Tarea A: Pon en forma de lista JSON de cadenas, una por línea y sin líneas en blanco, la parte de las entradas que empieza con la línea que contiene "totalspread-point: [210, 206, 218, 214]" y termina con la que contiene "assimilated-obs-marker: [359, 297, 369, 307]", ambas incluidas.

Duraron cerca de diez años, del 2 de febrero de 1598 al 28 de agosto de 1607. Los dominicos y los jesuitas expusieron sus doctrinas ante hábiles consultores designados por el soberano Pontífice, ante los propios soberanos pontífices, Clemente VIII y Paulo V, y todo se terminó con un decreto que permitía a las dos partes seguir su sentimiento, les prohibía tratarse de herejes y publicar nada sobre estas materias sin la autorización de las Santa Sede.

Las cosas estaban así, cuando apareció el demasiado conocido Augustinus . No hablaremos de este grueso libro, huérfano de nacimiento, antes de decir por quién y cómo le habían sido preparados entre nosotros una cuna y unos patronos.

II. Comienzos de Saint-Cyran y de Jansenius.

Jean Du Verger o Du Vergier de Hauranne, nació en Bayonne en 1581, de una familia enriquecida por el comercio. Después de hacer sus humanidades en su patria, vino a París donde siguió los cursos de Sorbona, en compañía de Petau, más tarde jesuita tan célebre. Los dos se alojaban juntos en la misma pensión burguesa. Interrogado más tarde sobre su antiguo condiscípulo, el P. Petau decía: «Era un espíritu inquieto, vano, presuntuoso, farruco, poco comunicativo, y muy particular en todas sus maneras.»1 Pronóstico ya completo del futuro sectario.

De Sorbona pasó a Lovaina, donde tal vez entrevió a Jansenius, con quien, al decir de los jansenistas, no se relacionó sin embargo hasta algunos años después, en París. Antes de dejar Lovaina, sostuvo sobre toda la teología una tesis que le valió un bonito elogio de Juste-Lipse. Pero se trajo consigo también los gérmenes del baianismo siempre vivos en esta universidad, a pesar de tantas censuras pontificias. De regreso a París, se encerró durante algunos años, en el estudio y en el silencio. Su primer novedad fue su Question royale (1609, compuesta con ocasión de una fanfarronada de Enrique IV. En ella, no sólo sostenía que a veces se permite sacrificar la vida por el rey, sino que enumeraba hasta treinta y cuatro casos en que un hombre puede matarse inocentemente. Juego mental, dijeron los mejores amigos2, donde se afirma la paradoja para hacer valer mejor su arte y su elocuencia. Juego mental, en buena hora; pero juego de una mente poso sana y de través, amante de la paradoja, del galimatías, como decía el propio Nicole ante el P. Bouhours! Golpe de ensayo que no es golpe maestro en materia de engaño de sí mismo y de los demás. Triste entrada en la vía de la composición y de la publicidad. ¿Qué será si vemos a Du Verger reincidir pronto?

Tarea B: Devuelve sin cambios la parte del texto sobre Saint-Cyran y Jansenius que empieza con las palabras que contienen "Las cosas estaban" y termina con las que contienen "y unos patronos.".

Entradas dadas:
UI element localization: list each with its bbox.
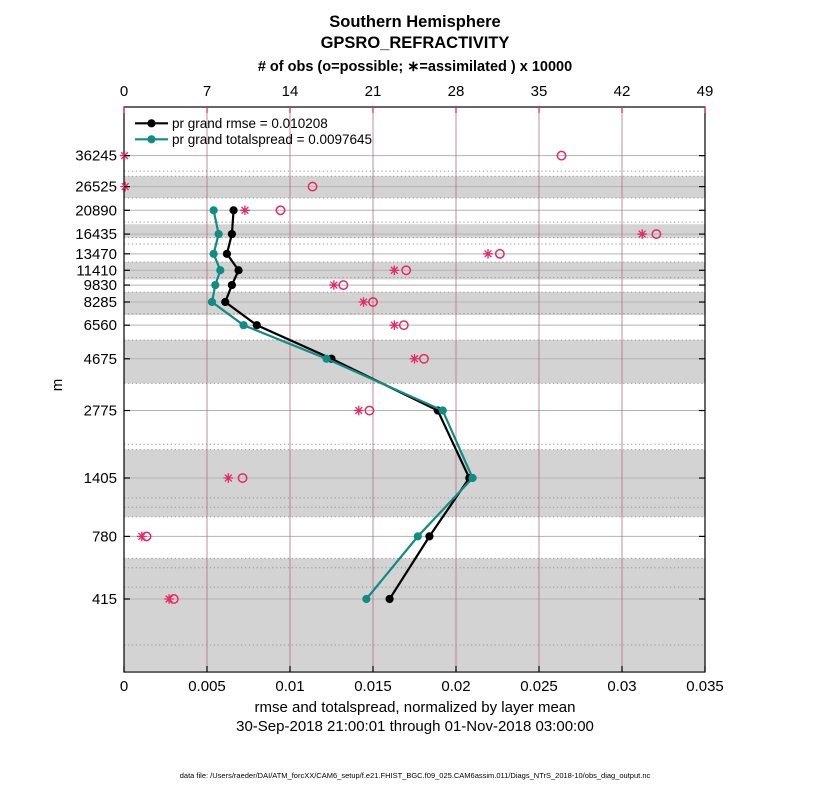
totalspread-point: [210, 206, 218, 214]
assimilated-obs-marker: [637, 229, 647, 239]
bottom-axis-tick-label: 0.025: [520, 678, 558, 695]
y-axis-tick-label: 36245: [75, 147, 117, 165]
y-axis-tick-label: 2775: [83, 402, 117, 420]
assimilated-obs-marker: [329, 280, 339, 290]
assimilated-obs-marker: [483, 249, 493, 259]
y-axis-tick-label: 6560: [83, 317, 117, 335]
assimilated-obs-marker: [390, 320, 400, 330]
chart-title-line1: Southern Hemisphere: [329, 13, 501, 31]
assimilated-obs-marker: [410, 354, 420, 364]
layer-band: [124, 558, 705, 671]
layer-band: [124, 224, 705, 237]
totalspread-point: [414, 532, 422, 540]
totalspread-point: [208, 298, 216, 306]
y-axis-tick-label: 1405: [83, 470, 117, 488]
date-range-label: 30-Sep-2018 21:00:01 through 01-Nov-2018 03:00:00: [236, 718, 594, 735]
assimilated-obs-marker: [164, 594, 174, 604]
assimilated-obs-marker: [390, 265, 400, 275]
x-axis-label: rmse and totalspread, normalized by layer mean: [254, 699, 576, 716]
assimilated-obs-marker: [359, 297, 369, 307]
rmse-point: [228, 230, 236, 238]
data-file-label: data file: /Users/raeder/DAI/ATM_forcXX/CAM6_setup/f.e21.FHIST_BGC.f09_025.CAM6assim.011/Diags_NTrS_2018-10/obs_diag_output.nc: [179, 771, 651, 780]
y-axis-tick-label: 8285: [83, 294, 117, 312]
totalspread-point: [469, 474, 477, 482]
rmse-point: [221, 298, 229, 306]
y-axis-tick-label: 9830: [83, 277, 117, 295]
totalspread-point: [210, 250, 218, 258]
bottom-axis-tick-label: 0: [119, 678, 129, 695]
y-axis-tick-label: 4675: [83, 350, 117, 368]
totalspread-point: [439, 406, 447, 414]
bottom-axis-tick-label: 0.005: [188, 678, 226, 695]
y-axis-tick-label: 13470: [75, 245, 117, 263]
totalspread-point: [239, 321, 247, 329]
assimilated-obs-marker: [137, 532, 147, 542]
obs-axis-label: # of obs (o=possible; ∗=assimilated ) x 10000: [257, 59, 573, 75]
y-axis-label: m: [49, 378, 66, 392]
rmse-point: [425, 532, 433, 540]
bottom-axis-tick-label: 0.02: [441, 678, 471, 695]
legend-label-rmse: pr grand rmse = 0.010208: [172, 116, 328, 131]
plot-area: [75, 83, 723, 695]
rmse-point: [229, 206, 237, 214]
rmse-point: [386, 595, 394, 603]
legend-sample-marker-totalspread: [147, 135, 155, 143]
legend-sample-marker-rmse: [147, 119, 155, 127]
assimilated-obs-marker: [240, 205, 250, 215]
top-axis-tick-label: 28: [447, 83, 465, 100]
rmse-point: [253, 321, 261, 329]
bottom-axis-tick-label: 0.03: [607, 678, 637, 695]
assimilated-obs-marker: [224, 473, 234, 483]
totalspread-point: [322, 355, 330, 363]
assimilated-obs-marker: [354, 406, 364, 416]
rmse-point: [223, 250, 231, 258]
y-axis-tick-label: 415: [91, 591, 117, 608]
totalspread-point: [362, 595, 370, 603]
bottom-axis-tick-label: 0.015: [354, 678, 392, 695]
top-axis-tick-label: 14: [281, 83, 299, 100]
layer-band: [124, 450, 705, 517]
chart-title-line2: GPSRO_REFRACTIVITY: [320, 34, 510, 52]
rmse-point: [234, 266, 242, 274]
y-axis-tick-label: 26525: [75, 178, 117, 196]
y-axis-tick-label: 11410: [76, 262, 117, 280]
top-axis-tick-label: 49: [696, 83, 714, 100]
top-axis-tick-label: 7: [202, 83, 212, 100]
bottom-axis-tick-label: 0.035: [686, 678, 724, 695]
totalspread-point: [215, 230, 223, 238]
top-axis-tick-label: 35: [530, 83, 548, 100]
y-axis-tick-label: 16435: [75, 226, 117, 244]
totalspread-point: [216, 266, 224, 274]
top-axis-tick-label: 42: [613, 83, 631, 100]
top-axis-tick-label: 21: [364, 83, 382, 100]
y-axis-tick-label: 780: [91, 528, 117, 546]
top-axis-tick-label: 0: [119, 83, 129, 100]
legend-label-totalspread: pr grand totalspread = 0.0097645: [172, 132, 373, 147]
bottom-axis-tick-label: 0.01: [275, 678, 305, 695]
layer-band: [124, 176, 705, 198]
y-axis-tick-label: 20890: [75, 202, 117, 220]
rmse-point: [228, 281, 236, 289]
totalspread-point: [211, 281, 219, 289]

Respuesta correcta A:
[
  "totalspread-point: [210, 206, 218, 214]",
  "assimilated-obs-marker: [637, 229, 647, 239]",
  "bottom-axis-tick-label: 0.025: [520, 678, 558, 695]",
  "y-axis-tick-label: 36245: [75, 147, 117, 165]",
  "y-axis-tick-label: 2775: [83, 402, 117, 420]",
  "assimilated-obs-marker: [329, 280, 339, 290]",
  "assimilated-obs-marker: [483, 249, 493, 259]",
  "y-axis-tick-label: 6560: [83, 317, 117, 335]",
  "assimilated-obs-marker: [390, 320, 400, 330]",
  "chart-title-line1: Southern Hemisphere: [329, 13, 501, 31]",
  "assimilated-obs-marker: [410, 354, 420, 364]",
  "layer-band: [124, 558, 705, 671]",
  "layer-band: [124, 224, 705, 237]",
  "totalspread-point: [414, 532, 422, 540]",
  "totalspread-point: [208, 298, 216, 306]",
  "y-axis-tick-label: 1405: [83, 470, 117, 488]",
  "date-range-label: 30-Sep-2018 21:00:01 through 01-Nov-2018 03:00:00: [236, 718, 594, 735]",
  "assimilated-obs-marker: [164, 594, 174, 604]",
  "assimilated-obs-marker: [390, 265, 400, 275]",
  "x-axis-label: rmse and totalspread, normalized by layer mean: [254, 699, 576, 716]",
  "assimilated-obs-marker: [359, 297, 369, 307]"
]

Respuesta correcta B:
Las cosas estaban así, cuando apareció el demasiado conocido Augustinus . No hablaremos de este grueso libro, huérfano de nacimiento, antes de decir por quién y cómo le habían sido preparados entre nosotros una cuna y unos patronos.